Exercise details: The data must be returned in full and exactly as given.

Rows from a dataset:

::::::::::

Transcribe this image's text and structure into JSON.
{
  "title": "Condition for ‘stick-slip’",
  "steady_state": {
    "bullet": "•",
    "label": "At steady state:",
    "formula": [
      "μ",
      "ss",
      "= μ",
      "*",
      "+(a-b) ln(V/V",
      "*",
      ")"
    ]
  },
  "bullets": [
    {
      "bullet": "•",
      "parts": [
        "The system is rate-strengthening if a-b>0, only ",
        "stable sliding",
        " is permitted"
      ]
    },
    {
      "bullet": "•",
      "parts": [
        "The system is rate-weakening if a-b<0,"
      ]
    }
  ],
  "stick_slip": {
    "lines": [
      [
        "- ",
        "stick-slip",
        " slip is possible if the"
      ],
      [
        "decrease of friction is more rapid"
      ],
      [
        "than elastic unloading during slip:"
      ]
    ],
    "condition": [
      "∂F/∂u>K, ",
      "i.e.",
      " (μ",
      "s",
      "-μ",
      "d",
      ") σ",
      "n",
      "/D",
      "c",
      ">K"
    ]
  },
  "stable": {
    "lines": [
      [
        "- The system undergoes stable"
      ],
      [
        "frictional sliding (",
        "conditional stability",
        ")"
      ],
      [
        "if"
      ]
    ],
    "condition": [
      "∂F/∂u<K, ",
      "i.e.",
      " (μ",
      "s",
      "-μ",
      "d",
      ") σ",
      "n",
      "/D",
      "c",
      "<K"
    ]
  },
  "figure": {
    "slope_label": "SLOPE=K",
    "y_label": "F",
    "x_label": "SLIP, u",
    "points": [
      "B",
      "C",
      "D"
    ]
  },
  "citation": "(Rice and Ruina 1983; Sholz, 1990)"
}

::::::::::

Written response:
Transcribe this image's text and structure into JSON.
{
  "title": "Condition for ‘stick-slip’",
  "steady_state": {
    "bullet": "•",
    "label": "At steady state:",
    "formula": [
      "μ",
      "ss",
      "= μ",
      "*",
      "+(a-b) ln(V/V",
      "*",
      ")"
    ]
  },
  "bullets": [
    {
      "bullet": "•",
      "parts": [
        "The system is rate-strengthening if a-b>0, only ",
        "stable sliding",
        " is permitted"
      ]
    },
    {
      "bullet": "•",
      "parts": [
        "The system is rate-weakening if a-b<0,"
      ]
    }
  ],
  "stick_slip": {
    "lines": [
      [
        "- ",
        "stick-slip",
        " slip is possible if the"
      ],
      [
        "decrease of friction is more rapid"
      ],
      [
        "than elastic unloading during slip:"
      ]
    ],
    "condition": [
      "∂F/∂u>K, ",
      "i.e.",
      " (μ",
      "s",
      "-μ",
      "d",
      ") σ",
      "n",
      "/D",
      "c",
      ">K"
    ]
  },
  "stable": {
    "lines": [
      [
        "- The system undergoes stable"
      ],
      [
        "frictional sliding (",
        "conditional stability",
        ")"
      ],
      [
        "if"
      ]
    ],
    "condition": [
      "∂F/∂u<K, ",
      "i.e.",
      " (μ",
      "s",
      "-μ",
      "d",
      ") σ",
      "n",
      "/D",
      "c",
      "<K"
    ]
  },
  "figure": {
    "slope_label": "SLOPE=K",
    "y_label": "F",
    "x_label": "SLIP, u",
    "points": [
      "B",
      "C",
      "D"
    ]
  },
  "citation": "(Rice and Ruina 1983; Sholz, 1990)"
}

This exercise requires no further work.